(begin)

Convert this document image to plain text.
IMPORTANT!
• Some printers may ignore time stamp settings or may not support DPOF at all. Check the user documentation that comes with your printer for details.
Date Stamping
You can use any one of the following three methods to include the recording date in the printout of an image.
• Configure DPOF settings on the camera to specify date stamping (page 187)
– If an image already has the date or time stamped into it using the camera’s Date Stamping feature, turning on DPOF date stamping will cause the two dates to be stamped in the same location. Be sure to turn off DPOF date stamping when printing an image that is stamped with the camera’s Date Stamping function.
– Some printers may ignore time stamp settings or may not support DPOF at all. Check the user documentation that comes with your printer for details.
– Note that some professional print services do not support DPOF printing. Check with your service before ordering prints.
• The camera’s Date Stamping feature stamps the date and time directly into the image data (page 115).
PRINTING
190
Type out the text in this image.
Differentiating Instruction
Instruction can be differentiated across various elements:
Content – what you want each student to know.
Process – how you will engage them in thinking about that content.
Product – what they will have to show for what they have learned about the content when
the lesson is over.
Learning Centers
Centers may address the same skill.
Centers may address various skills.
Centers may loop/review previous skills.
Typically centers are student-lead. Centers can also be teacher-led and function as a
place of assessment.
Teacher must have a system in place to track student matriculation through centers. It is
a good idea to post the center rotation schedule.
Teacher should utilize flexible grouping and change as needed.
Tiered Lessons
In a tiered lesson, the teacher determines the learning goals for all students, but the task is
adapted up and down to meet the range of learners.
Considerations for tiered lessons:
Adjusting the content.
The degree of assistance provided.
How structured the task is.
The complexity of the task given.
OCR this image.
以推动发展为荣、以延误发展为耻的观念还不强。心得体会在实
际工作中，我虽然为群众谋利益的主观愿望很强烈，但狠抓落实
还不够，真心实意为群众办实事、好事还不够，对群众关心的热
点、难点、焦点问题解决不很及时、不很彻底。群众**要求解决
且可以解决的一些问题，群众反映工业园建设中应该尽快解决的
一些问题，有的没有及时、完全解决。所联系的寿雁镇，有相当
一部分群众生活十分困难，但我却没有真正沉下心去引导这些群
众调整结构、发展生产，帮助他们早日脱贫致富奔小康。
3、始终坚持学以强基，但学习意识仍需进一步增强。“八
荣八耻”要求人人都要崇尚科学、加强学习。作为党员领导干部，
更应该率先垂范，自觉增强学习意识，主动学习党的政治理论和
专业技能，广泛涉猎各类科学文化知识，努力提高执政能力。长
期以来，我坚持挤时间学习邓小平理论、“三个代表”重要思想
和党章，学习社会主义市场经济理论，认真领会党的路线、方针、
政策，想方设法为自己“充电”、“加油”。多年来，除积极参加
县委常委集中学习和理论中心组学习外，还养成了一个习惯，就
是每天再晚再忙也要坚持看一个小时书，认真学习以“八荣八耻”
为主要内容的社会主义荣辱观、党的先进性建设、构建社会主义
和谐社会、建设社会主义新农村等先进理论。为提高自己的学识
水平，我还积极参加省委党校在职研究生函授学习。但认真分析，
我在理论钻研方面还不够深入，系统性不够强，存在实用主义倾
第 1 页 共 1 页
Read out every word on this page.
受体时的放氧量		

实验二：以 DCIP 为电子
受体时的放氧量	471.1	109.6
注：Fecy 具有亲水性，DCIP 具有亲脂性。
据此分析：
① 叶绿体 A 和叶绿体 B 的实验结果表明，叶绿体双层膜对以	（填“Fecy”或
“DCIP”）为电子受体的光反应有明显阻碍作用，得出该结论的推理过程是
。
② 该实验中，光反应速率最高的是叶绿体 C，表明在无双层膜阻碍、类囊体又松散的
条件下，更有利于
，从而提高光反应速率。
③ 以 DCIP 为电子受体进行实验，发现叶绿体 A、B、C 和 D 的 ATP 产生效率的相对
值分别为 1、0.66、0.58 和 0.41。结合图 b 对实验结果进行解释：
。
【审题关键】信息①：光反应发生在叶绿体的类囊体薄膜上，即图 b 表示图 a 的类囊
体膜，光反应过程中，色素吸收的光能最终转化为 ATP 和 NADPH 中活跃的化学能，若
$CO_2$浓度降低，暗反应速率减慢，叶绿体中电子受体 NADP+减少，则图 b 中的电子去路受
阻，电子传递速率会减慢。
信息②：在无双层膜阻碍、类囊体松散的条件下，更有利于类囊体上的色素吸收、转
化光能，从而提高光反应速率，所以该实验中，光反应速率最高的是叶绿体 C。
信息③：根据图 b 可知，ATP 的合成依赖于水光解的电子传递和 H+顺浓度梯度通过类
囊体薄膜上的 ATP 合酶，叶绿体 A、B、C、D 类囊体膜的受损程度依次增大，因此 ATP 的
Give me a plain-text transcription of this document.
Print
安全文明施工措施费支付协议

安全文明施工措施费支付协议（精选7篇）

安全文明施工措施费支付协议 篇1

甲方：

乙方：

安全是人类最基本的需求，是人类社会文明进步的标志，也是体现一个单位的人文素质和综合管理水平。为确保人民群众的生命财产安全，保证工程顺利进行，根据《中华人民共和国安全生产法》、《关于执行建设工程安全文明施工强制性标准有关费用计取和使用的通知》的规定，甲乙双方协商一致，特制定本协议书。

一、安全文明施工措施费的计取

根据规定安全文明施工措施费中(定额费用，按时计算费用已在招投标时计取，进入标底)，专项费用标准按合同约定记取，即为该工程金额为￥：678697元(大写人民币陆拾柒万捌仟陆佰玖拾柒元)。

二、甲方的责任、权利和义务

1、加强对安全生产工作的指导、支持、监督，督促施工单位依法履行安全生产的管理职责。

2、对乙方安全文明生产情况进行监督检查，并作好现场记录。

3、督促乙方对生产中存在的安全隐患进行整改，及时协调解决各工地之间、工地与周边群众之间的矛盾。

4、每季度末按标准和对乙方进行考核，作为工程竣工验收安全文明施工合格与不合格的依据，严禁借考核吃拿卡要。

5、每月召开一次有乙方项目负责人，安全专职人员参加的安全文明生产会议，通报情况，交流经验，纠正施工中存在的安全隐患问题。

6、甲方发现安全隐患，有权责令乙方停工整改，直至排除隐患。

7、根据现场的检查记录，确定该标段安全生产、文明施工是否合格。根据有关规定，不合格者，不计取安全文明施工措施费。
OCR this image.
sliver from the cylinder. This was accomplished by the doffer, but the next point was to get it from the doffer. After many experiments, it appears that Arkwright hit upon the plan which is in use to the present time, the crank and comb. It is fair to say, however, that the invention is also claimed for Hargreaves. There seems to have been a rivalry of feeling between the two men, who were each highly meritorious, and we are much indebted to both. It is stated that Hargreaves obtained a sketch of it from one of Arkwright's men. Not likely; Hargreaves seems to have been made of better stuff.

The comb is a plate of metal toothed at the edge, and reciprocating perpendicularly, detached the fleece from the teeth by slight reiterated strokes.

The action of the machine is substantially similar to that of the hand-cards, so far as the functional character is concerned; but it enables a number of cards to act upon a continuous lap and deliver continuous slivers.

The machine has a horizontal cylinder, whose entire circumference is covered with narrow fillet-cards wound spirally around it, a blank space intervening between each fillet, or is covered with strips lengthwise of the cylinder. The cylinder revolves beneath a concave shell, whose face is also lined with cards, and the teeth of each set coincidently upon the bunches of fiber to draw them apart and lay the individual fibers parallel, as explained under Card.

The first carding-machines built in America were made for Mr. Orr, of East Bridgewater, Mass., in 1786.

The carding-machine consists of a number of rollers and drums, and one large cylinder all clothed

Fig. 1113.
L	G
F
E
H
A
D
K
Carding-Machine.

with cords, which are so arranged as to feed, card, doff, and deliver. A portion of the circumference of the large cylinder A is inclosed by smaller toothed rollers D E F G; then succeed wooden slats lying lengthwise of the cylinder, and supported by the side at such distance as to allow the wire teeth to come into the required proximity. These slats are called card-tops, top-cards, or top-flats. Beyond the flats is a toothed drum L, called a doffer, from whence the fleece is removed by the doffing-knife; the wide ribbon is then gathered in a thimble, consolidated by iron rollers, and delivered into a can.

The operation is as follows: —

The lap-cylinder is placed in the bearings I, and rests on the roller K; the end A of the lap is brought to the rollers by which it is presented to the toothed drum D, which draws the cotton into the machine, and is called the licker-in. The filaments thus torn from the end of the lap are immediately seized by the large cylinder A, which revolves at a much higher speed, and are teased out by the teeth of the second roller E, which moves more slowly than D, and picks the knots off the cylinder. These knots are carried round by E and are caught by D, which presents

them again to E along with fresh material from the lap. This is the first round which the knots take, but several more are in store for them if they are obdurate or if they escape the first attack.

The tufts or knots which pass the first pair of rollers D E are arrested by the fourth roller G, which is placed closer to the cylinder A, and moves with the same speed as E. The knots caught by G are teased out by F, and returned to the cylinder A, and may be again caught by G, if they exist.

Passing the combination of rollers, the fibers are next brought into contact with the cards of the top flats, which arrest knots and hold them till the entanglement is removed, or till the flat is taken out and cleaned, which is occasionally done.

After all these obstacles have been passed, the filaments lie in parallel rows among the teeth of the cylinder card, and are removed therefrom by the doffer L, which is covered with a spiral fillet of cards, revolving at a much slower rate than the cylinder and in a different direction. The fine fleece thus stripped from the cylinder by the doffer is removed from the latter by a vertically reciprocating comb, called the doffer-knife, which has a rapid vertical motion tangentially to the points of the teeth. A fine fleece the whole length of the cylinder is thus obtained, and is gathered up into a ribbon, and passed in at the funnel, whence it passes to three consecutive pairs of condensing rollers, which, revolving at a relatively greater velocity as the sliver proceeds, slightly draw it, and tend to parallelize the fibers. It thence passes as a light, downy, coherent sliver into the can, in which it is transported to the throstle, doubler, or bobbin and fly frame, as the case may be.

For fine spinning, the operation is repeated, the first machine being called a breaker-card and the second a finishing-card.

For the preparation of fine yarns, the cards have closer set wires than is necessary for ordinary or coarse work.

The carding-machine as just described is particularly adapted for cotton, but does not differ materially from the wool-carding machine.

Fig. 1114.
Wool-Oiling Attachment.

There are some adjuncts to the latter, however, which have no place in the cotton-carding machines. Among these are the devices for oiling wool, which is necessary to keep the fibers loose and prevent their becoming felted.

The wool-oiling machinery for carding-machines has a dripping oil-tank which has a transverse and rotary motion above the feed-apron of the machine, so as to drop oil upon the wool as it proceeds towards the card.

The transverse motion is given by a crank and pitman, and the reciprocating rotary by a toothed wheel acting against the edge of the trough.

(end)

_What this task involves_
How many lines in the data contain the string "printer"? Respond with the number only.

_Result_
2